» **REQUEST**
Write out the complete material exactly as it stands.

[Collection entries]
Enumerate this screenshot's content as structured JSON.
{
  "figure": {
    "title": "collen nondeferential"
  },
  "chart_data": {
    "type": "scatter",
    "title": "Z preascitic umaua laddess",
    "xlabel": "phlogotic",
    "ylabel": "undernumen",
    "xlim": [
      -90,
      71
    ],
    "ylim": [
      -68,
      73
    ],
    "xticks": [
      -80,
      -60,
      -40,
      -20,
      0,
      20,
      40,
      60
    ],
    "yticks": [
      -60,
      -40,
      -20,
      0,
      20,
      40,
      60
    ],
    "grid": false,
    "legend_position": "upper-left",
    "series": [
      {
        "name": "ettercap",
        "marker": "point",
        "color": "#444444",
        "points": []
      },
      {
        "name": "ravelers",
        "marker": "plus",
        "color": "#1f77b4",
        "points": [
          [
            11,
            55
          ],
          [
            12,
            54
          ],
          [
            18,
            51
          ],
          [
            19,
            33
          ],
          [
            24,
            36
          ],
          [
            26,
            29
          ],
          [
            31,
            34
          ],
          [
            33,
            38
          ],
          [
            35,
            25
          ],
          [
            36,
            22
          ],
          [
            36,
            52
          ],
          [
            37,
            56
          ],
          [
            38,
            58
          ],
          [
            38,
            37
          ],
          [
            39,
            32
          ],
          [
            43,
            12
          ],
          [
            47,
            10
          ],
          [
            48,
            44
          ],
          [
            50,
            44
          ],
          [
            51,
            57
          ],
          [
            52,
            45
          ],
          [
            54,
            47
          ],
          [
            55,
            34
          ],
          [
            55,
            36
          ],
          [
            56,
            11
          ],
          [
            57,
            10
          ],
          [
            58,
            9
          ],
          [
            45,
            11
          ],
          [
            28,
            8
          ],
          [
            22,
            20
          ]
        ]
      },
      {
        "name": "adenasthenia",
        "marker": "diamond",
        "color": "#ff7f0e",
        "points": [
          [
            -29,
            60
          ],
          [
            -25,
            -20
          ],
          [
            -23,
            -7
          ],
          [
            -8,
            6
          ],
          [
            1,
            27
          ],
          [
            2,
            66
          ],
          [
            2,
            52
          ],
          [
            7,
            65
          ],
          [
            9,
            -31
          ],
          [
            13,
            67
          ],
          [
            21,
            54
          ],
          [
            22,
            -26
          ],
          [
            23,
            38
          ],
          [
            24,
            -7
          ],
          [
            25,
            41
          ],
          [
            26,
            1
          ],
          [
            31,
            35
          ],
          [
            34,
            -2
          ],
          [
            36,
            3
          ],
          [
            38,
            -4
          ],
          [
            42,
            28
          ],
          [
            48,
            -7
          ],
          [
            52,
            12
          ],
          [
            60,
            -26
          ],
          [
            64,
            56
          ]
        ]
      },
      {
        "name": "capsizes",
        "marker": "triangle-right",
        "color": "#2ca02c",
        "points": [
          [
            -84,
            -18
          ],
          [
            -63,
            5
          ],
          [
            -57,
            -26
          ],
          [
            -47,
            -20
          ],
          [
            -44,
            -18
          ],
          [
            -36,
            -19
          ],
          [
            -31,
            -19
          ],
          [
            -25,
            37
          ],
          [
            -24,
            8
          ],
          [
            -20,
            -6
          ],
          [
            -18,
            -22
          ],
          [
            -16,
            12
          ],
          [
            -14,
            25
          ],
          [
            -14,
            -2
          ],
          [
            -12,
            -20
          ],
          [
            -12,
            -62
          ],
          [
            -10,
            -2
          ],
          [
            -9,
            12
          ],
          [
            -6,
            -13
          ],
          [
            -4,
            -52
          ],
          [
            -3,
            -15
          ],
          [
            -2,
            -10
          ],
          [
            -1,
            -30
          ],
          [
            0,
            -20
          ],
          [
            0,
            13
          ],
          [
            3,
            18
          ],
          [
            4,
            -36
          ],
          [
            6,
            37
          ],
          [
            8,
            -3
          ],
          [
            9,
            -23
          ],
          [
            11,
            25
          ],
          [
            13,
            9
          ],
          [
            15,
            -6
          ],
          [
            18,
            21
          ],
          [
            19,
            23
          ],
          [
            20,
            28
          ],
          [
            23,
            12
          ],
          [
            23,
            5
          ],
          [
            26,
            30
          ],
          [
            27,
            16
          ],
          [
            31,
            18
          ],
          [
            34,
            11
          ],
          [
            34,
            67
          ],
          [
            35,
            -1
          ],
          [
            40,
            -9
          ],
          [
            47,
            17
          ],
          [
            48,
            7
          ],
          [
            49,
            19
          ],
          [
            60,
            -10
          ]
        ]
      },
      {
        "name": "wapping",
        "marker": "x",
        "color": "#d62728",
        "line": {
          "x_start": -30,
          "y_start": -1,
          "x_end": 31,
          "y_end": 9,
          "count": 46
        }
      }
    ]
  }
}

» **FINAL RESULT**
Enumerate this screenshot's content as structured JSON.
{
  "figure": {
    "title": "collen nondeferential"
  },
  "chart_data": {
    "type": "scatter",
    "title": "Z preascitic umaua laddess",
    "xlabel": "phlogotic",
    "ylabel": "undernumen",
    "xlim": [
      -90,
      71
    ],
    "ylim": [
      -68,
      73
    ],
    "xticks": [
      -80,
      -60,
      -40,
      -20,
      0,
      20,
      40,
      60
    ],
    "yticks": [
      -60,
      -40,
      -20,
      0,
      20,
      40,
      60
    ],
    "grid": false,
    "legend_position": "upper-left",
    "series": [
      {
        "name": "ettercap",
        "marker": "point",
        "color": "#444444",
        "points": []
      },
      {
        "name": "ravelers",
        "marker": "plus",
        "color": "#1f77b4",
        "points": [
          [
            11,
            55
          ],
          [
            12,
            54
          ],
          [
            18,
            51
          ],
          [
            19,
            33
          ],
          [
            24,
            36
          ],
          [
            26,
            29
          ],
          [
            31,
            34
          ],
          [
            33,
            38
          ],
          [
            35,
            25
          ],
          [
            36,
            22
          ],
          [
            36,
            52
          ],
          [
            37,
            56
          ],
          [
            38,
            58
          ],
          [
            38,
            37
          ],
          [
            39,
            32
          ],
          [
            43,
            12
          ],
          [
            47,
            10
          ],
          [
            48,
            44
          ],
          [
            50,
            44
          ],
          [
            51,
            57
          ],
          [
            52,
            45
          ],
          [
            54,
            47
          ],
          [
            55,
            34
          ],
          [
            55,
            36
          ],
          [
            56,
            11
          ],
          [
            57,
            10
          ],
          [
            58,
            9
          ],
          [
            45,
            11
          ],
          [
            28,
            8
          ],
          [
            22,
            20
          ]
        ]
      },
      {
        "name": "adenasthenia",
        "marker": "diamond",
        "color": "#ff7f0e",
        "points": [
          [
            -29,
            60
          ],
          [
            -25,
            -20
          ],
          [
            -23,
            -7
          ],
          [
            -8,
            6
          ],
          [
            1,
            27
          ],
          [
            2,
            66
          ],
          [
            2,
            52
          ],
          [
            7,
            65
          ],
          [
            9,
            -31
          ],
          [
            13,
            67
          ],
          [
            21,
            54
          ],
          [
            22,
            -26
          ],
          [
            23,
            38
          ],
          [
            24,
            -7
          ],
          [
            25,
            41
          ],
          [
            26,
            1
          ],
          [
            31,
            35
          ],
          [
            34,
            -2
          ],
          [
            36,
            3
          ],
          [
            38,
            -4
          ],
          [
            42,
            28
          ],
          [
            48,
            -7
          ],
          [
            52,
            12
          ],
          [
            60,
            -26
          ],
          [
            64,
            56
          ]
        ]
      },
      {
        "name": "capsizes",
        "marker": "triangle-right",
        "color": "#2ca02c",
        "points": [
          [
            -84,
            -18
          ],
          [
            -63,
            5
          ],
          [
            -57,
            -26
          ],
          [
            -47,
            -20
          ],
          [
            -44,
            -18
          ],
          [
            -36,
            -19
          ],
          [
            -31,
            -19
          ],
          [
            -25,
            37
          ],
          [
            -24,
            8
          ],
          [
            -20,
            -6
          ],
          [
            -18,
            -22
          ],
          [
            -16,
            12
          ],
          [
            -14,
            25
          ],
          [
            -14,
            -2
          ],
          [
            -12,
            -20
          ],
          [
            -12,
            -62
          ],
          [
            -10,
            -2
          ],
          [
            -9,
            12
          ],
          [
            -6,
            -13
          ],
          [
            -4,
            -52
          ],
          [
            -3,
            -15
          ],
          [
            -2,
            -10
          ],
          [
            -1,
            -30
          ],
          [
            0,
            -20
          ],
          [
            0,
            13
          ],
          [
            3,
            18
          ],
          [
            4,
            -36
          ],
          [
            6,
            37
          ],
          [
            8,
            -3
          ],
          [
            9,
            -23
          ],
          [
            11,
            25
          ],
          [
            13,
            9
          ],
          [
            15,
            -6
          ],
          [
            18,
            21
          ],
          [
            19,
            23
          ],
          [
            20,
            28
          ],
          [
            23,
            12
          ],
          [
            23,
            5
          ],
          [
            26,
            30
          ],
          [
            27,
            16
          ],
          [
            31,
            18
          ],
          [
            34,
            11
          ],
          [
            34,
            67
          ],
          [
            35,
            -1
          ],
          [
            40,
            -9
          ],
          [
            47,
            17
          ],
          [
            48,
            7
          ],
          [
            49,
            19
          ],
          [
            60,
            -10
          ]
        ]
      },
      {
        "name": "wapping",
        "marker": "x",
        "color": "#d62728",
        "line": {
          "x_start": -30,
          "y_start": -1,
          "x_end": 31,
          "y_end": 9,
          "count": 46
        }
      }
    ]
  }
}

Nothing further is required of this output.